● **Raw records**
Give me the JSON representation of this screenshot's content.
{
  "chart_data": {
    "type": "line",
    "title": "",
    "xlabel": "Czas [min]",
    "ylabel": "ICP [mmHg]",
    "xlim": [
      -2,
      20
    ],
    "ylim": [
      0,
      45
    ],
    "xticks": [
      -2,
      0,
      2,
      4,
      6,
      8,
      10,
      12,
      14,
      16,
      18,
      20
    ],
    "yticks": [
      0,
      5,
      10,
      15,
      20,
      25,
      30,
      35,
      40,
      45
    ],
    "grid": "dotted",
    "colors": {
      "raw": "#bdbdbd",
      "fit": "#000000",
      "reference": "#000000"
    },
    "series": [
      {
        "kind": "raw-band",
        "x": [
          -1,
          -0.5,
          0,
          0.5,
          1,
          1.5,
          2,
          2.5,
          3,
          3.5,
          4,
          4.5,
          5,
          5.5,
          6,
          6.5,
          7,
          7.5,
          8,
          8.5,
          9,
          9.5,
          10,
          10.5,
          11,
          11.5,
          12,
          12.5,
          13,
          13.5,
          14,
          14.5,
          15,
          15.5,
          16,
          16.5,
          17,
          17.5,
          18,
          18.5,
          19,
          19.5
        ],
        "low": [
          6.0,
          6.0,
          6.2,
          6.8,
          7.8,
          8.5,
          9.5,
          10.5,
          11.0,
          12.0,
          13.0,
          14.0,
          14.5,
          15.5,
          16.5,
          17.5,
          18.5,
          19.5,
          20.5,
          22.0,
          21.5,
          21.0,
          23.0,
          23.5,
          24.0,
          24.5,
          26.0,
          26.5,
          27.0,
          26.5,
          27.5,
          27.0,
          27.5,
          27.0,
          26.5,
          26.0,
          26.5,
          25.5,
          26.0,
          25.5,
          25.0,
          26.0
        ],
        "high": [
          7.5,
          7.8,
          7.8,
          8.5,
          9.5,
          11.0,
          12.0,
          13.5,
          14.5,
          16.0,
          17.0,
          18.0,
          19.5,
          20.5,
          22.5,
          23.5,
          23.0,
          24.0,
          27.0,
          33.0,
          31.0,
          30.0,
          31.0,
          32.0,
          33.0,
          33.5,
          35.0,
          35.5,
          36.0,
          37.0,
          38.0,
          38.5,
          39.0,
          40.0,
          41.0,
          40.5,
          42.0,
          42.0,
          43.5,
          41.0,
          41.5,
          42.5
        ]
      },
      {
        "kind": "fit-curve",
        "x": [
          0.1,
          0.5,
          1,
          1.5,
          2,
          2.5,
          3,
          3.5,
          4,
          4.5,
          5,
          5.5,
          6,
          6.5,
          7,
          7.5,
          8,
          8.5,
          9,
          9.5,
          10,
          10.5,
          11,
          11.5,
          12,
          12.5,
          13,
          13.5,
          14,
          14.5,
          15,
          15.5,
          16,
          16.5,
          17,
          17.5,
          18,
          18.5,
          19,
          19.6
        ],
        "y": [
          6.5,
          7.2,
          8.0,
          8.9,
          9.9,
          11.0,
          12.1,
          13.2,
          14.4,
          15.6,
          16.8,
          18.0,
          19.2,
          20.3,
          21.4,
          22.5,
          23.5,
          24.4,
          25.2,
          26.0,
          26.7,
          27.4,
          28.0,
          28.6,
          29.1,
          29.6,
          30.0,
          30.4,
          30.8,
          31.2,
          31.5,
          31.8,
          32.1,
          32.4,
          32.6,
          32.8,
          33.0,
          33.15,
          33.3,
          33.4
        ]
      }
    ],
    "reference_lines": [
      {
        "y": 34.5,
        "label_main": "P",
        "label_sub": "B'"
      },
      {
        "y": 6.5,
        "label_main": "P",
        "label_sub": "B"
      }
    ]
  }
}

● **Given instruction**
Would you reproduce all the entries exactly?

● **The completed task**
Give me the JSON representation of this screenshot's content.
{
  "chart_data": {
    "type": "line",
    "title": "",
    "xlabel": "Czas [min]",
    "ylabel": "ICP [mmHg]",
    "xlim": [
      -2,
      20
    ],
    "ylim": [
      0,
      45
    ],
    "xticks": [
      -2,
      0,
      2,
      4,
      6,
      8,
      10,
      12,
      14,
      16,
      18,
      20
    ],
    "yticks": [
      0,
      5,
      10,
      15,
      20,
      25,
      30,
      35,
      40,
      45
    ],
    "grid": "dotted",
    "colors": {
      "raw": "#bdbdbd",
      "fit": "#000000",
      "reference": "#000000"
    },
    "series": [
      {
        "kind": "raw-band",
        "x": [
          -1,
          -0.5,
          0,
          0.5,
          1,
          1.5,
          2,
          2.5,
          3,
          3.5,
          4,
          4.5,
          5,
          5.5,
          6,
          6.5,
          7,
          7.5,
          8,
          8.5,
          9,
          9.5,
          10,
          10.5,
          11,
          11.5,
          12,
          12.5,
          13,
          13.5,
          14,
          14.5,
          15,
          15.5,
          16,
          16.5,
          17,
          17.5,
          18,
          18.5,
          19,
          19.5
        ],
        "low": [
          6.0,
          6.0,
          6.2,
          6.8,
          7.8,
          8.5,
          9.5,
          10.5,
          11.0,
          12.0,
          13.0,
          14.0,
          14.5,
          15.5,
          16.5,
          17.5,
          18.5,
          19.5,
          20.5,
          22.0,
          21.5,
          21.0,
          23.0,
          23.5,
          24.0,
          24.5,
          26.0,
          26.5,
          27.0,
          26.5,
          27.5,
          27.0,
          27.5,
          27.0,
          26.5,
          26.0,
          26.5,
          25.5,
          26.0,
          25.5,
          25.0,
          26.0
        ],
        "high": [
          7.5,
          7.8,
          7.8,
          8.5,
          9.5,
          11.0,
          12.0,
          13.5,
          14.5,
          16.0,
          17.0,
          18.0,
          19.5,
          20.5,
          22.5,
          23.5,
          23.0,
          24.0,
          27.0,
          33.0,
          31.0,
          30.0,
          31.0,
          32.0,
          33.0,
          33.5,
          35.0,
          35.5,
          36.0,
          37.0,
          38.0,
          38.5,
          39.0,
          40.0,
          41.0,
          40.5,
          42.0,
          42.0,
          43.5,
          41.0,
          41.5,
          42.5
        ]
      },
      {
        "kind": "fit-curve",
        "x": [
          0.1,
          0.5,
          1,
          1.5,
          2,
          2.5,
          3,
          3.5,
          4,
          4.5,
          5,
          5.5,
          6,
          6.5,
          7,
          7.5,
          8,
          8.5,
          9,
          9.5,
          10,
          10.5,
          11,
          11.5,
          12,
          12.5,
          13,
          13.5,
          14,
          14.5,
          15,
          15.5,
          16,
          16.5,
          17,
          17.5,
          18,
          18.5,
          19,
          19.6
        ],
        "y": [
          6.5,
          7.2,
          8.0,
          8.9,
          9.9,
          11.0,
          12.1,
          13.2,
          14.4,
          15.6,
          16.8,
          18.0,
          19.2,
          20.3,
          21.4,
          22.5,
          23.5,
          24.4,
          25.2,
          26.0,
          26.7,
          27.4,
          28.0,
          28.6,
          29.1,
          29.6,
          30.0,
          30.4,
          30.8,
          31.2,
          31.5,
          31.8,
          32.1,
          32.4,
          32.6,
          32.8,
          33.0,
          33.15,
          33.3,
          33.4
        ]
      }
    ],
    "reference_lines": [
      {
        "y": 34.5,
        "label_main": "P",
        "label_sub": "B'"
      },
      {
        "y": 6.5,
        "label_main": "P",
        "label_sub": "B"
      }
    ]
  }
}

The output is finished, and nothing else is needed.